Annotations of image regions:
******
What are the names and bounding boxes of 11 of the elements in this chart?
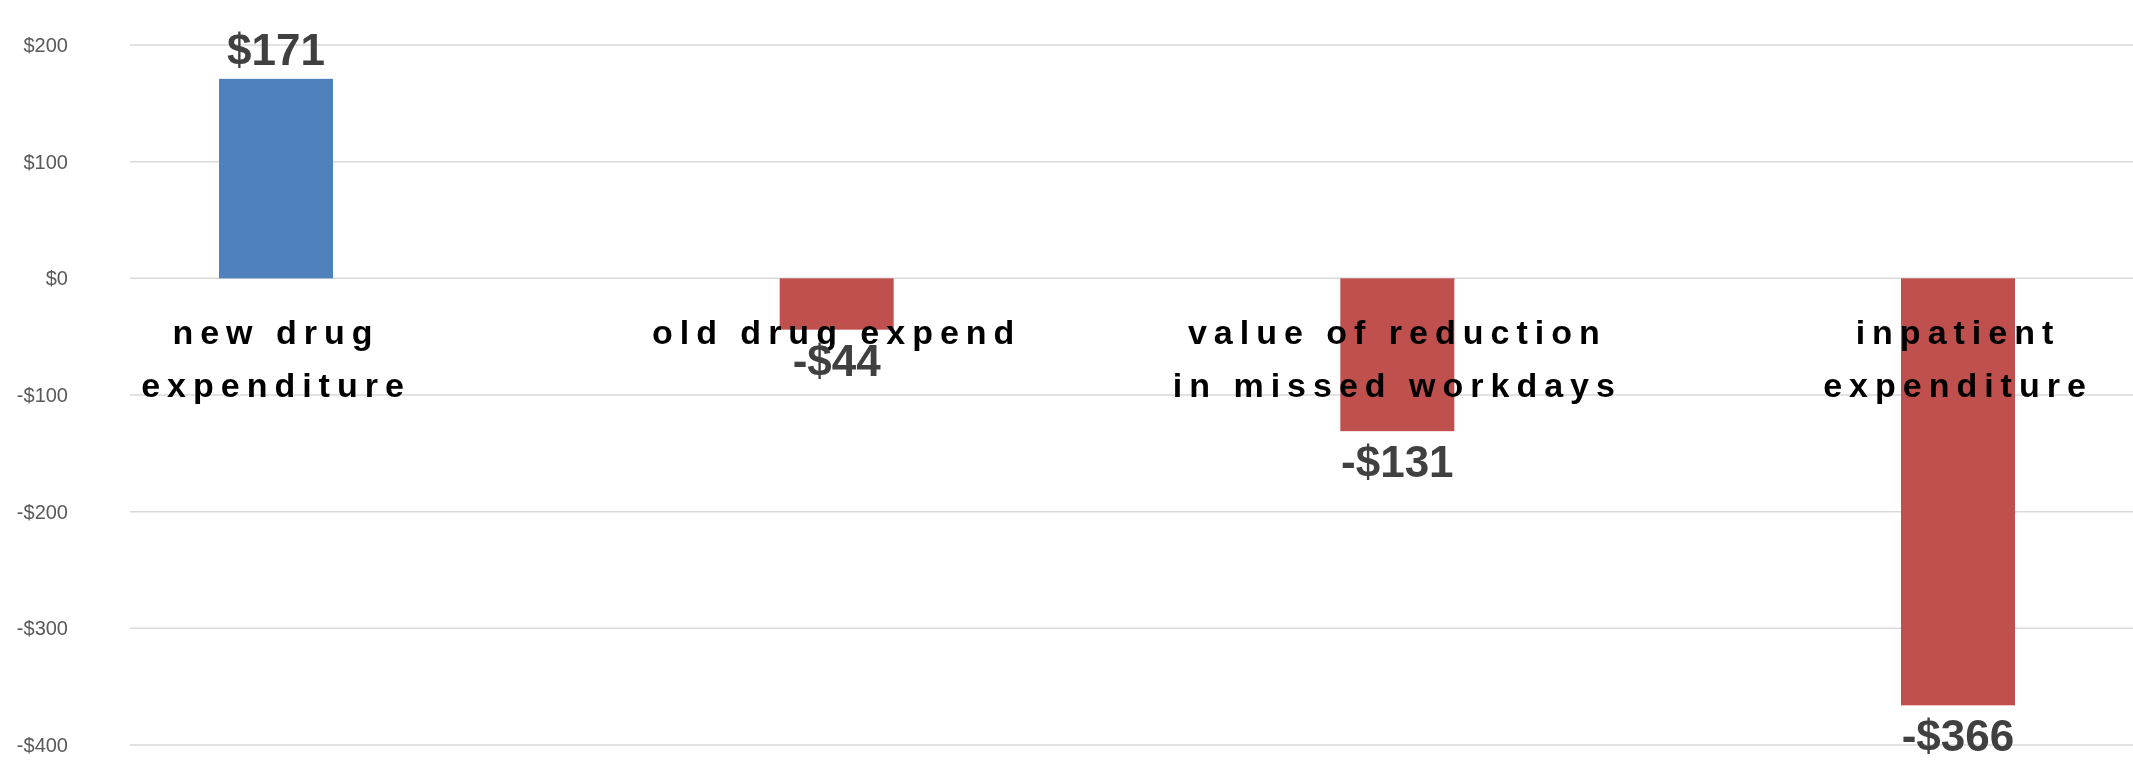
data-label: $171 [227, 24, 325, 74]
y-tick-label: -$200 [16, 500, 68, 523]
data-label: -$131 [1341, 437, 1454, 487]
y-tick-label: -$400 [16, 733, 68, 756]
y-tick-label: -$100 [16, 383, 68, 406]
y-tick-label: $100 [23, 150, 68, 173]
y-tick-label: $200 [23, 33, 68, 56]
x-tick-label: new drug expenditure [141, 313, 411, 405]
data-label: -$366 [1901, 711, 2015, 761]
y-tick-label: $0 [45, 267, 68, 290]
y-tick-label: -$300 [16, 617, 68, 640]
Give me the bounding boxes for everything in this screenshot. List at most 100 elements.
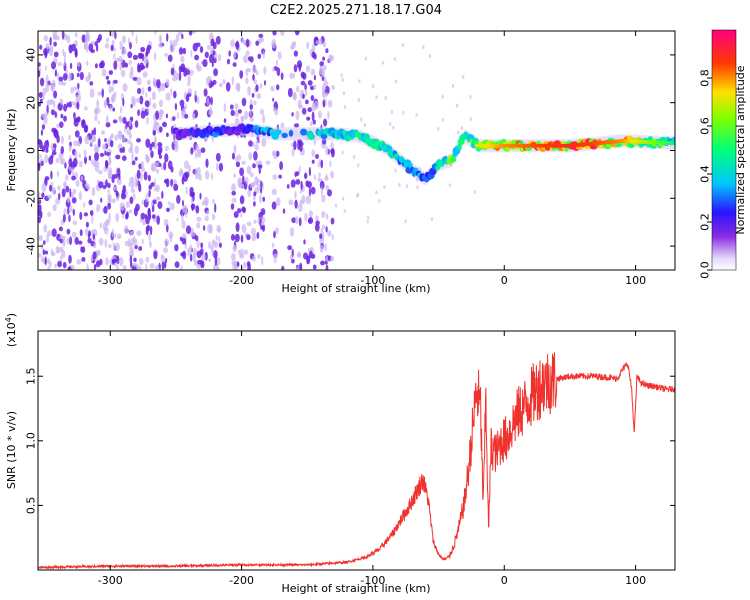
spectral-noise-speck bbox=[212, 79, 217, 85]
snr-y-tick-label: 0.5 bbox=[25, 497, 38, 515]
spectral-noise-speck bbox=[322, 99, 326, 108]
spectral-noise-speck bbox=[249, 117, 255, 122]
spectral-noise-speck bbox=[291, 112, 294, 117]
spectral-noise-speck bbox=[181, 33, 184, 40]
spectral-noise-speck bbox=[300, 80, 306, 86]
spectral-noise-speck bbox=[234, 233, 240, 243]
spectral-noise-speck bbox=[294, 190, 297, 199]
spectral-noise-speck bbox=[306, 41, 310, 50]
colorbar-tick-label: 0.8 bbox=[699, 69, 712, 87]
spectral-noise-speck bbox=[134, 145, 139, 154]
spectral-noise-speck bbox=[299, 262, 303, 270]
spectral-noise-speck bbox=[253, 219, 257, 224]
spectral-noise-speck bbox=[140, 110, 146, 119]
spectral-noise-speck bbox=[305, 136, 309, 141]
spectral-noise-speck bbox=[91, 135, 96, 142]
spectral-noise-speck bbox=[46, 234, 49, 243]
spectral-noise-speck bbox=[43, 48, 48, 56]
spectral-noise-speck bbox=[294, 199, 298, 209]
snr-panel: -300 -200 -100 0 100 0.5 1.0 1.5 Height of str… bbox=[4, 313, 676, 595]
spectral-noise-speck bbox=[105, 122, 111, 128]
spectral-noise-speck bbox=[325, 226, 328, 233]
spectral-noise-speck bbox=[292, 72, 296, 79]
spectral-noise-speck bbox=[87, 71, 91, 79]
chart-title: C2E2.2025.271.18.17.G04 bbox=[270, 3, 442, 18]
spectral-noise-speck bbox=[200, 242, 204, 249]
spectral-noise-speck bbox=[131, 151, 134, 161]
spectral-noise-speck bbox=[393, 57, 396, 62]
spectral-noise-speck bbox=[137, 109, 141, 116]
spectral-noise-speck bbox=[164, 145, 169, 152]
spectral-noise-speck bbox=[315, 40, 321, 45]
spectral-noise-speck bbox=[84, 135, 90, 145]
spectral-noise-speck bbox=[134, 156, 138, 161]
spectral-noise-speck bbox=[231, 190, 236, 196]
spectral-noise-speck bbox=[108, 154, 111, 164]
spectral-noise-speck bbox=[275, 197, 281, 207]
spectral-noise-speck bbox=[187, 82, 191, 87]
spectral-noise-speck bbox=[212, 264, 215, 270]
spectral-noise-speck bbox=[73, 86, 78, 91]
spectral-noise-speck bbox=[256, 231, 260, 240]
spectral-noise-speck bbox=[135, 203, 140, 212]
spectral-noise-speck bbox=[226, 58, 231, 65]
spectral-noise-speck bbox=[120, 70, 126, 77]
spectral-noise-speck bbox=[299, 199, 304, 204]
spectral-noise-speck bbox=[104, 238, 108, 248]
spectral-noise-speck bbox=[185, 69, 191, 75]
spectral-noise-speck bbox=[122, 213, 125, 219]
spectral-noise-speck bbox=[92, 251, 97, 260]
spectral-noise-speck bbox=[116, 265, 119, 270]
spectral-noise-speck bbox=[164, 153, 169, 163]
spectral-noise-speck bbox=[190, 231, 196, 237]
spectral-noise-speck bbox=[38, 235, 43, 241]
spectral-noise-speck bbox=[207, 224, 213, 234]
spectral-noise-speck bbox=[145, 216, 150, 225]
spectral-noise-speck bbox=[57, 72, 60, 80]
spectral-noise-speck bbox=[145, 155, 150, 164]
spectral-noise-speck bbox=[189, 244, 193, 254]
spectral-noise-speck bbox=[69, 188, 72, 198]
spectral-noise-speck bbox=[97, 138, 101, 148]
spectral-noise-speck bbox=[100, 130, 106, 135]
spectral-noise-speck bbox=[38, 102, 41, 107]
spectral-noise-speck bbox=[255, 70, 259, 76]
spectral-noise-speck bbox=[130, 141, 133, 151]
spectral-noise-speck bbox=[291, 258, 295, 264]
spectral-noise-speck bbox=[271, 242, 275, 248]
spectral-noise-speck bbox=[47, 211, 51, 218]
spectral-noise-speck bbox=[322, 56, 325, 61]
spectral-noise-speck bbox=[68, 145, 72, 152]
spectral-noise-speck bbox=[96, 43, 99, 52]
spectral-noise-speck bbox=[79, 229, 83, 237]
spectral-noise-speck bbox=[58, 76, 64, 83]
spectral-noise-speck bbox=[280, 31, 285, 37]
spectral-noise-speck bbox=[240, 234, 244, 243]
spectral-noise-speck bbox=[89, 210, 94, 216]
spectral-noise-speck bbox=[200, 147, 206, 153]
spectral-noise-speck bbox=[48, 47, 53, 57]
spectral-noise-speck bbox=[251, 233, 257, 242]
spectral-noise-speck bbox=[73, 119, 79, 127]
spectral-noise-speck bbox=[253, 100, 257, 106]
spectrogram-x-tick-label: 100 bbox=[625, 274, 646, 287]
spectral-noise-speck bbox=[109, 105, 112, 112]
spectral-noise-speck bbox=[259, 83, 263, 89]
spectral-noise-speck bbox=[174, 142, 179, 152]
spectral-noise-speck bbox=[196, 250, 202, 259]
spectral-noise-speck bbox=[91, 159, 93, 165]
spectral-noise-speck bbox=[235, 40, 240, 50]
spectral-noise-speck bbox=[120, 58, 124, 64]
spectral-noise-speck bbox=[218, 235, 221, 243]
spectral-noise-speck bbox=[331, 84, 335, 91]
spectral-noise-speck bbox=[230, 39, 235, 48]
spectral-noise-speck bbox=[126, 139, 132, 145]
spectral-noise-speck bbox=[56, 157, 59, 164]
spectral-noise-speck bbox=[145, 256, 150, 263]
spectral-noise-speck bbox=[315, 220, 320, 226]
spectral-noise-speck bbox=[72, 167, 75, 176]
spectral-noise-speck bbox=[78, 240, 83, 245]
spectral-noise-speck bbox=[180, 265, 183, 270]
spectral-noise-speck bbox=[202, 260, 205, 269]
spectral-noise-speck bbox=[195, 42, 201, 48]
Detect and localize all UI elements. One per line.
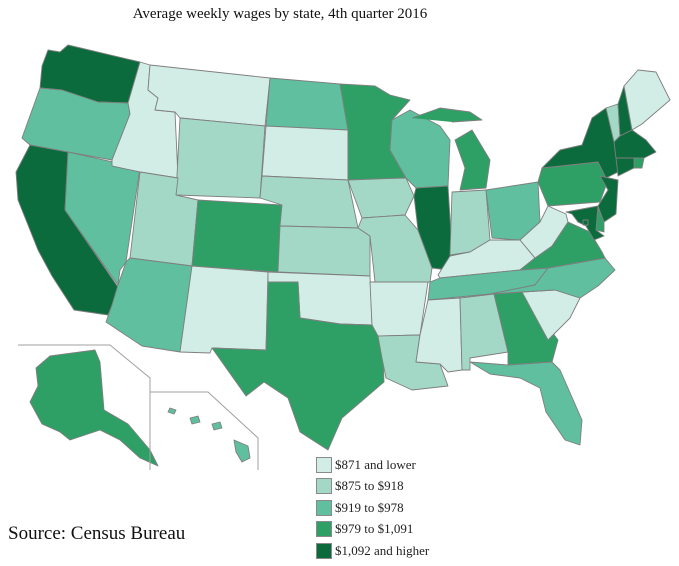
******
■ **Task goal**
Can you output every line of the material above verbatim, leaving out the pictures?

■ **Answer for this exercise**
What are the names and bounding boxes of 11 of the elements in this chart?
data-label: $171 [227, 24, 325, 74]
y-tick-label: -$200 [16, 500, 68, 523]
data-label: -$131 [1341, 437, 1454, 487]
y-tick-label: -$400 [16, 733, 68, 756]
y-tick-label: -$100 [16, 383, 68, 406]
y-tick-label: $100 [23, 150, 68, 173]
y-tick-label: $200 [23, 33, 68, 56]
x-tick-label: new drug expenditure [141, 313, 411, 405]
data-label: -$366 [1901, 711, 2015, 761]
y-tick-label: $0 [45, 267, 68, 290]
y-tick-label: -$300 [16, 617, 68, 640]
Give me the bounding boxes for everything in this screenshot. List at most 100 elements.
spectral-noise-speck bbox=[212, 79, 217, 85]
snr-y-tick-label: 0.5 bbox=[25, 497, 38, 515]
spectral-noise-speck bbox=[322, 99, 326, 108]
spectral-noise-speck bbox=[249, 117, 255, 122]
spectral-noise-speck bbox=[291, 112, 294, 117]
spectral-noise-speck bbox=[181, 33, 184, 40]
spectral-noise-speck bbox=[300, 80, 306, 86]
spectral-noise-speck bbox=[234, 233, 240, 243]
spectral-noise-speck bbox=[294, 190, 297, 199]
spectral-noise-speck bbox=[306, 41, 310, 50]
colorbar-tick-label: 0.8 bbox=[699, 69, 712, 87]
spectral-noise-speck bbox=[134, 145, 139, 154]
spectral-noise-speck bbox=[299, 262, 303, 270]
spectral-noise-speck bbox=[253, 219, 257, 224]
spectral-noise-speck bbox=[140, 110, 146, 119]
spectral-noise-speck bbox=[305, 136, 309, 141]
spectral-noise-speck bbox=[91, 135, 96, 142]
spectral-noise-speck bbox=[46, 234, 49, 243]
spectral-noise-speck bbox=[43, 48, 48, 56]
spectral-noise-speck bbox=[294, 199, 298, 209]
snr-panel: -300 -200 -100 0 100 0.5 1.0 1.5 Height of str… bbox=[4, 313, 676, 595]
spectral-noise-speck bbox=[105, 122, 111, 128]
spectral-noise-speck bbox=[325, 226, 328, 233]
spectral-noise-speck bbox=[292, 72, 296, 79]
spectral-noise-speck bbox=[87, 71, 91, 79]
chart-title: C2E2.2025.271.18.17.G04 bbox=[270, 3, 442, 18]
spectral-noise-speck bbox=[200, 242, 204, 249]
spectral-noise-speck bbox=[131, 151, 134, 161]
spectral-noise-speck bbox=[393, 57, 396, 62]
spectral-noise-speck bbox=[137, 109, 141, 116]
spectral-noise-speck bbox=[164, 145, 169, 152]
spectral-noise-speck bbox=[315, 40, 321, 45]
spectral-noise-speck bbox=[84, 135, 90, 145]
spectral-noise-speck bbox=[134, 156, 138, 161]
spectral-noise-speck bbox=[231, 190, 236, 196]
spectral-noise-speck bbox=[108, 154, 111, 164]
spectral-noise-speck bbox=[275, 197, 281, 207]
spectral-noise-speck bbox=[187, 82, 191, 87]
spectral-noise-speck bbox=[212, 264, 215, 270]
spectral-noise-speck bbox=[73, 86, 78, 91]
spectral-noise-speck bbox=[256, 231, 260, 240]
spectral-noise-speck bbox=[135, 203, 140, 212]
spectral-noise-speck bbox=[226, 58, 231, 65]
spectral-noise-speck bbox=[120, 70, 126, 77]
spectral-noise-speck bbox=[299, 199, 304, 204]
spectral-noise-speck bbox=[104, 238, 108, 248]
spectral-noise-speck bbox=[185, 69, 191, 75]
spectral-noise-speck bbox=[122, 213, 125, 219]
spectral-noise-speck bbox=[92, 251, 97, 260]
spectral-noise-speck bbox=[116, 265, 119, 270]
spectral-noise-speck bbox=[164, 153, 169, 163]
spectral-noise-speck bbox=[190, 231, 196, 237]
spectral-noise-speck bbox=[38, 235, 43, 241]
spectral-noise-speck bbox=[207, 224, 213, 234]
spectral-noise-speck bbox=[145, 216, 150, 225]
spectral-noise-speck bbox=[57, 72, 60, 80]
spectral-noise-speck bbox=[145, 155, 150, 164]
spectral-noise-speck bbox=[189, 244, 193, 254]
spectral-noise-speck bbox=[69, 188, 72, 198]
spectral-noise-speck bbox=[97, 138, 101, 148]
spectral-noise-speck bbox=[100, 130, 106, 135]
spectral-noise-speck bbox=[38, 102, 41, 107]
spectral-noise-speck bbox=[255, 70, 259, 76]
spectral-noise-speck bbox=[130, 141, 133, 151]
spectral-noise-speck bbox=[291, 258, 295, 264]
spectral-noise-speck bbox=[271, 242, 275, 248]
spectral-noise-speck bbox=[47, 211, 51, 218]
spectral-noise-speck bbox=[322, 56, 325, 61]
spectral-noise-speck bbox=[68, 145, 72, 152]
spectral-noise-speck bbox=[96, 43, 99, 52]
spectral-noise-speck bbox=[79, 229, 83, 237]
spectral-noise-speck bbox=[58, 76, 64, 83]
spectral-noise-speck bbox=[280, 31, 285, 37]
spectral-noise-speck bbox=[240, 234, 244, 243]
spectral-noise-speck bbox=[89, 210, 94, 216]
spectral-noise-speck bbox=[200, 147, 206, 153]
spectral-noise-speck bbox=[48, 47, 53, 57]
spectral-noise-speck bbox=[251, 233, 257, 242]
spectral-noise-speck bbox=[73, 119, 79, 127]
spectral-noise-speck bbox=[253, 100, 257, 106]
spectrogram-x-tick-label: 100 bbox=[625, 274, 646, 287]
spectral-noise-speck bbox=[109, 105, 112, 112]
spectral-noise-speck bbox=[259, 83, 263, 89]
spectral-noise-speck bbox=[174, 142, 179, 152]
spectral-noise-speck bbox=[196, 250, 202, 259]
spectral-noise-speck bbox=[91, 159, 93, 165]
spectral-noise-speck bbox=[235, 40, 240, 50]
spectral-noise-speck bbox=[120, 58, 124, 64]
spectral-noise-speck bbox=[218, 235, 221, 243]
spectral-noise-speck bbox=[331, 84, 335, 91]
spectral-noise-speck bbox=[230, 39, 235, 48]
spectral-noise-speck bbox=[126, 139, 132, 145]
spectral-noise-speck bbox=[56, 157, 59, 164]
spectral-noise-speck bbox=[145, 256, 150, 263]
spectral-noise-speck bbox=[315, 220, 320, 226]
spectral-noise-speck bbox=[72, 167, 75, 176]
spectral-noise-speck bbox=[78, 240, 83, 245]
spectral-noise-speck bbox=[180, 265, 183, 270]
spectral-noise-speck bbox=[202, 260, 205, 269]
spectral-noise-speck bbox=[195, 42, 201, 48]
Detect and localize all UI elements. One per line.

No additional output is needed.